***** Document section
And if people needed to sell their houses before buying condos, how did units at Jordan Park and WatersEdge sell so quickly, at the height of the recession? High prices and a tight real estate market do narrow the playing field, but they seem to mask another, more significant problem: saturation.
In hindsight, says Schoonover, “I think it didn’t help to have The Ascent, WatersEdge, and Southshore all for sale in that two-year period.” Something similar happened in Walnut Hills in the 1990s, when four major condominium projects were all built there at the same time. “Cincinnati wasn’t quite used to condos at that time and there was no way they were all going to win,” she says. “They should have had a meeting and done it in phases. [But] it didn’t work that way.”
Luckily, “builders today are doing more homework before building than they had in the past,” Hasselbeck says. “There has to be a profit or they’re not going to do it.”
Which could explain why at least one big developer will try pairing mixed-use and rental units with its new condominium complexes, in much the same way 3CDC did in the Gateway Quarter. Corporex’s Ovation project, in Newport, will be a modern “planned community” made up of condos, apartments, senior living, offices, retail space, and entertainment venues. The concept hints at the recession-era lessons the company may have learned from smaller fish like Greiwe and Zeltwanger. Unfortunately, the Newport-based project has seen a series of stops and starts dating back to 2006 and could actually be delayed until as late as 2017 thanks to a 2010 expansion of Kentucky’s tax-increment financing law, which gave Corporex and other developers an additional five years before those tax incentives expire.
Whenever the project finally gets off the ground, the challenge will be twofold: waiting out a stagnant economy, and building a modern, multi-million-dollar community from the ground up.
**********
***** Records shown
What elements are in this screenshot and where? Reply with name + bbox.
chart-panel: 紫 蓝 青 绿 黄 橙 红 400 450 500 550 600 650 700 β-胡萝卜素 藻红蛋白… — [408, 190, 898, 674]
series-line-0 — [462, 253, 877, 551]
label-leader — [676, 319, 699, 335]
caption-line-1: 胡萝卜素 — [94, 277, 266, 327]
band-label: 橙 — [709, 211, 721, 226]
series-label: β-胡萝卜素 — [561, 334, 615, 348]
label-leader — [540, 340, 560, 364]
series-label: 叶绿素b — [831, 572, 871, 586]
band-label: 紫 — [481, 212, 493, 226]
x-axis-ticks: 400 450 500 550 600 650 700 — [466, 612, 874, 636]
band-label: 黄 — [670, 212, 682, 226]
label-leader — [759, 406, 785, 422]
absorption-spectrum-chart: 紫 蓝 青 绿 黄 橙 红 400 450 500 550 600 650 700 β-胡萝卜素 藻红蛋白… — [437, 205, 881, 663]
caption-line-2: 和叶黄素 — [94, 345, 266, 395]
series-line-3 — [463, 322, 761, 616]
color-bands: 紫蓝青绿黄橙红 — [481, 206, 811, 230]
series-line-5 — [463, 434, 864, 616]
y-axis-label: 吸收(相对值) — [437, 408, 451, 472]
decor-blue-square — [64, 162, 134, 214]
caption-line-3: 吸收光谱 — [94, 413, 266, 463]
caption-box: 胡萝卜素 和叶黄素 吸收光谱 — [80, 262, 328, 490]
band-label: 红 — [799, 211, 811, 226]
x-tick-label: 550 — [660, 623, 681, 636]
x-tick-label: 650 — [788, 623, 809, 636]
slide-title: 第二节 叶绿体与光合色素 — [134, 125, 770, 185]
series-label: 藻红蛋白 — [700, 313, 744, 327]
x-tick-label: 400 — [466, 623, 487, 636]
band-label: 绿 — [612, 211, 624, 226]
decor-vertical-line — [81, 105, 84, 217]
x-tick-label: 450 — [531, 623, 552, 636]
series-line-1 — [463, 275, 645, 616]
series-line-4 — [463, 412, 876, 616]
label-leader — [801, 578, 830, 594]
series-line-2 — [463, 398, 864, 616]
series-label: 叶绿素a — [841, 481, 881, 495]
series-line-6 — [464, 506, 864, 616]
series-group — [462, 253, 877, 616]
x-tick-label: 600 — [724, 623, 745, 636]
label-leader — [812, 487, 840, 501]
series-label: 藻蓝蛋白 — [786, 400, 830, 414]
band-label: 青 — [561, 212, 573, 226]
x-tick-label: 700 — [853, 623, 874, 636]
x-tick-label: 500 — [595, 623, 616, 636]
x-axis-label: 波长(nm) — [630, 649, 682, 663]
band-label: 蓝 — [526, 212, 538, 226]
**********
**Tasks to carry out**
1. Translate this sentence from the condominium development text into Spanish: "Whenever the project finally gets off the ground, the challenge will be twofold: waiting out a stagnant economy, and building a modern, multi-million-dollar community from the ground up."
2. According to the condominium development text, until what year could Corporex's Ovation project be delayed?
3. Carry the condominium development text forward from its last sentence.

**Answers by task**
1. Cuando el proyecto finalmente despegue, el desafío será doble: esperar a que pase una economía estancada y construir desde cero una comunidad moderna de varios millones de dólares.

2. It could be delayed until as late as 2017.

3.
While Ovation sits on the back burner, condo development elsewhere in Cincinnati marches on. Greiwe completed phase two of his Mariemont condo development plan in 2011 and is in presales with phrase three. Down in the Gateway Quarter, 3CDC is developing its fifth phase of mixed use renovations and working hard to eliminate the “gap” between what they pay to rehab and develop properties and what people pay to buy them.
And then there are several developers who are marketing the same properties they had five or six years ago. The Overlook remains tied up in bankruptcy court, but Zeltwanger is “hopeful” that he will be given one more chance to make it work. Meanwhile, he has sold 40 of 51 units at The Views, his Covington “townhome and flats” project situated between Devou Park and I-71/75, and is looking forward to breaking ground on 60 more.
Starks has 18 units left to sell at the Ascent, but reports that “activity is insane right now. I am happily there three to four nights a week after hours, showing the building.” Schoonover, whose team sold five Southshore units in April (there were only 16 left as of early August), sees demand growing for more new development downtown. “We need a new condo building bad downtown,” she says. “We haven’t had anything new to sell for how many years now? Nothing new! It’s all resale except up in the Gateway Quarter.”
As for Brian and Grace Hill, the empty nesters from Avondale, their story has a happy ending. A year or two after The Edge sent their deposit back, the couple started their search anew—“the second time knowing what we wanted way more clearly,” Brian says. By 2010, they had found the perfect condo in the Gibson Lofts on Walnut Street. Their home went on the market in February 2011 and sold within a week; the couple moved into their loft two months later. “When we moved down here, people would say, ‘You guys are nuts; why are you doing that?’ ” Brian says. “Most everybody we talk to today thinks it’s a great idea. That’s really cool.”
Local condo developers, in the meantime, will continue to dream of thousands more Grace and Brian Hills selling their homes and downsizing into the perfect condominium. After all, says Greiwe, “we’re in a good position for the recovery.”